◆ УКАЗАНИЯ К ЗАДАНИЮ:
Представьте все строки ниже в виде нумерованного списка, опустив пустые строки.

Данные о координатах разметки

---------------

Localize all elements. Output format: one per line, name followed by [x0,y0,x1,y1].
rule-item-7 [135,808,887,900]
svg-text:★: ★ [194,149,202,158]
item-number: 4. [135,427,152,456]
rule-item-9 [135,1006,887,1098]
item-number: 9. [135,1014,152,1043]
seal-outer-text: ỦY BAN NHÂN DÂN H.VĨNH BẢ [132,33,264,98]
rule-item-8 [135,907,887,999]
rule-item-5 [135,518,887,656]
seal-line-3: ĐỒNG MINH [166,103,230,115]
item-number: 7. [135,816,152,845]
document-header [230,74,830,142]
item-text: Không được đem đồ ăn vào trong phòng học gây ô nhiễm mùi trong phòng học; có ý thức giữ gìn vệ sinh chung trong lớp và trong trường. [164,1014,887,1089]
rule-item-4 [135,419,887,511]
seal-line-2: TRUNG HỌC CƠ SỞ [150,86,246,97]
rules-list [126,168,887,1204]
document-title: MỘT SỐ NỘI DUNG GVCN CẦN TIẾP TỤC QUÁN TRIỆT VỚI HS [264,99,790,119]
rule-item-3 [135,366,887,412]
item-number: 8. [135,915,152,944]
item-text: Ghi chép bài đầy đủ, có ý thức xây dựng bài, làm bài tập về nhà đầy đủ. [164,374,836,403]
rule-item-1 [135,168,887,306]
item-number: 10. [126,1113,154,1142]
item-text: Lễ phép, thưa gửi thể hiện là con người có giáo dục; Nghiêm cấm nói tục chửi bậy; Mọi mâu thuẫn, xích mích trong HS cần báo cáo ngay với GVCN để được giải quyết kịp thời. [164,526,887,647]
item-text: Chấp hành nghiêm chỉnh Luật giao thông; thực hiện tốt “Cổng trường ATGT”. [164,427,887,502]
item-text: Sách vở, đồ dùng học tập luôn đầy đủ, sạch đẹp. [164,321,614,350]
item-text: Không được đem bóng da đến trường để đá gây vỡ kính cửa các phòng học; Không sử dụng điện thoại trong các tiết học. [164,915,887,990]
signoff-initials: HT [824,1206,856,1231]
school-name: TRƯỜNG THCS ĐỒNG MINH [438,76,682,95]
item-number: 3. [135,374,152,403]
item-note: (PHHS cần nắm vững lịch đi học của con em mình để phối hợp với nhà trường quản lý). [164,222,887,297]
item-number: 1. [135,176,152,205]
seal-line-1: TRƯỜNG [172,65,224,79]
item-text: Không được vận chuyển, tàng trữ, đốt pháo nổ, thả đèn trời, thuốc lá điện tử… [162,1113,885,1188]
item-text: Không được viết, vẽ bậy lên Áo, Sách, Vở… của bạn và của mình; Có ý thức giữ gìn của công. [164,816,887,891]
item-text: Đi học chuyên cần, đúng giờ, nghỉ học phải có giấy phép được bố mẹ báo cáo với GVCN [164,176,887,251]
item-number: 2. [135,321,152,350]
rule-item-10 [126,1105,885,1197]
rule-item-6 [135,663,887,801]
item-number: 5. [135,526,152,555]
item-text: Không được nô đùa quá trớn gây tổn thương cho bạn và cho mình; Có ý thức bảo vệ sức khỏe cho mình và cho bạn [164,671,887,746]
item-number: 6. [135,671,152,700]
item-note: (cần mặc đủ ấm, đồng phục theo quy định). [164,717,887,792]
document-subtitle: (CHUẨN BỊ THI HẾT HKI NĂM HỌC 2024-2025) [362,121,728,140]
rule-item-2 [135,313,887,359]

---------------

◆ ПРАВИЛЬНЫЙ ОТВЕТ:
1. Localize all elements. Output format: one per line, name followed by [x0,y0,x1,y1].
2. rule-item-7 [135,808,887,900]
3. svg-text:★: ★ [194,149,202,158]
4. item-number: 4. [135,427,152,456]
5. rule-item-9 [135,1006,887,1098]
6. item-number: 9. [135,1014,152,1043]
7. seal-outer-text: ỦY BAN NHÂN DÂN H.VĨNH BẢ [132,33,264,98]
8. rule-item-8 [135,907,887,999]
9. rule-item-5 [135,518,887,656]
10. seal-line-3: ĐỒNG MINH [166,103,230,115]
11. item-number: 7. [135,816,152,845]
12. document-header [230,74,830,142]
13. item-text: Không được đem đồ ăn vào trong phòng học gây ô nhiễm mùi trong phòng học; có ý thức giữ gìn vệ sinh chung trong lớp và trong trường. [164,1014,887,1089]
14. rule-item-4 [135,419,887,511]
15. seal-line-2: TRUNG HỌC CƠ SỞ [150,86,246,97]
16. rules-list [126,168,887,1204]
17. document-title: MỘT SỐ NỘI DUNG GVCN CẦN TIẾP TỤC QUÁN TRIỆT VỚI HS [264,99,790,119]
18. rule-item-3 [135,366,887,412]
19. item-number: 8. [135,915,152,944]
20. item-text: Ghi chép bài đầy đủ, có ý thức xây dựng bài, làm bài tập về nhà đầy đủ. [164,374,836,403]
21. rule-item-1 [135,168,887,306]
22. item-number: 10. [126,1113,154,1142]
23. item-text: Lễ phép, thưa gửi thể hiện là con người có giáo dục; Nghiêm cấm nói tục chửi bậy; Mọi mâu thuẫn, xích mích trong HS cần báo cáo ngay với GVCN để được giải quyết kịp thời. [164,526,887,647]
24. item-text: Chấp hành nghiêm chỉnh Luật giao thông; thực hiện tốt “Cổng trường ATGT”. [164,427,887,502]
25. item-text: Sách vở, đồ dùng học tập luôn đầy đủ, sạch đẹp. [164,321,614,350]
26. item-text: Không được đem bóng da đến trường để đá gây vỡ kính cửa các phòng học; Không sử dụng điện thoại trong các tiết học. [164,915,887,990]
27. signoff-initials: HT [824,1206,856,1231]
28. school-name: TRƯỜNG THCS ĐỒNG MINH [438,76,682,95]
29. item-number: 3. [135,374,152,403]
30. item-note: (PHHS cần nắm vững lịch đi học của con em mình để phối hợp với nhà trường quản lý). [164,222,887,297]
31. item-number: 1. [135,176,152,205]
32. seal-line-1: TRƯỜNG [172,65,224,79]
33. item-text: Không được vận chuyển, tàng trữ, đốt pháo nổ, thả đèn trời, thuốc lá điện tử… [162,1113,885,1188]
34. item-text: Không được viết, vẽ bậy lên Áo, Sách, Vở… của bạn và của mình; Có ý thức giữ gìn của công. [164,816,887,891]
35. item-text: Đi học chuyên cần, đúng giờ, nghỉ học phải có giấy phép được bố mẹ báo cáo với GVCN [164,176,887,251]
36. item-number: 2. [135,321,152,350]
37. rule-item-10 [126,1105,885,1197]
38. rule-item-6 [135,663,887,801]
39. item-number: 5. [135,526,152,555]
40. item-text: Không được nô đùa quá trớn gây tổn thương cho bạn và cho mình; Có ý thức bảo vệ sức khỏe cho mình và cho bạn [164,671,887,746]
41. item-number: 6. [135,671,152,700]
42. item-note: (cần mặc đủ ấm, đồng phục theo quy định). [164,717,887,792]
43. document-subtitle: (CHUẨN BỊ THI HẾT HKI NĂM HỌC 2024-2025) [362,121,728,140]
44. rule-item-2 [135,313,887,359]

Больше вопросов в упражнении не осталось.